■ **The request**
Transcribe the records in full, keeping every character as it is.

■ **Data listing**
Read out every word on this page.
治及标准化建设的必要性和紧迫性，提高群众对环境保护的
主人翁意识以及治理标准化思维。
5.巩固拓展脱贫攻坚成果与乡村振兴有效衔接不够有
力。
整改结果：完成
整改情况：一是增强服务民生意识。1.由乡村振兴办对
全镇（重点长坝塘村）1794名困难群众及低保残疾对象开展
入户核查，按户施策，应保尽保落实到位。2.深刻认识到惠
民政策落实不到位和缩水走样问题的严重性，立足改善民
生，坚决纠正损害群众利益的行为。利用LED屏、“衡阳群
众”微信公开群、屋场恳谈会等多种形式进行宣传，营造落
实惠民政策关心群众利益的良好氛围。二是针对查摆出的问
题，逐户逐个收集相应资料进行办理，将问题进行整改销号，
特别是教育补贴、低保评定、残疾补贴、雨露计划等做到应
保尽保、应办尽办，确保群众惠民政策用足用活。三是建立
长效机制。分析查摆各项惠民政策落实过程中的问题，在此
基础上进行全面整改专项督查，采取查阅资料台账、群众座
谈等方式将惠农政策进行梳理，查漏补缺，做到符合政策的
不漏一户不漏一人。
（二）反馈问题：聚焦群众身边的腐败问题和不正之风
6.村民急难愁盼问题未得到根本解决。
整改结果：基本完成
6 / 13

■ **Solution to this exercise**
Read out every word on this page.
治及标准化建设的必要性和紧迫性，提高群众对环境保护的
主人翁意识以及治理标准化思维。
5.巩固拓展脱贫攻坚成果与乡村振兴有效衔接不够有
力。
整改结果：完成
整改情况：一是增强服务民生意识。1.由乡村振兴办对
全镇（重点长坝塘村）1794名困难群众及低保残疾对象开展
入户核查，按户施策，应保尽保落实到位。2.深刻认识到惠
民政策落实不到位和缩水走样问题的严重性，立足改善民
生，坚决纠正损害群众利益的行为。利用LED屏、“衡阳群
众”微信公开群、屋场恳谈会等多种形式进行宣传，营造落
实惠民政策关心群众利益的良好氛围。二是针对查摆出的问
题，逐户逐个收集相应资料进行办理，将问题进行整改销号，
特别是教育补贴、低保评定、残疾补贴、雨露计划等做到应
保尽保、应办尽办，确保群众惠民政策用足用活。三是建立
长效机制。分析查摆各项惠民政策落实过程中的问题，在此
基础上进行全面整改专项督查，采取查阅资料台账、群众座
谈等方式将惠农政策进行梳理，查漏补缺，做到符合政策的
不漏一户不漏一人。
（二）反馈问题：聚焦群众身边的腐败问题和不正之风
6.村民急难愁盼问题未得到根本解决。
整改结果：基本完成
6 / 13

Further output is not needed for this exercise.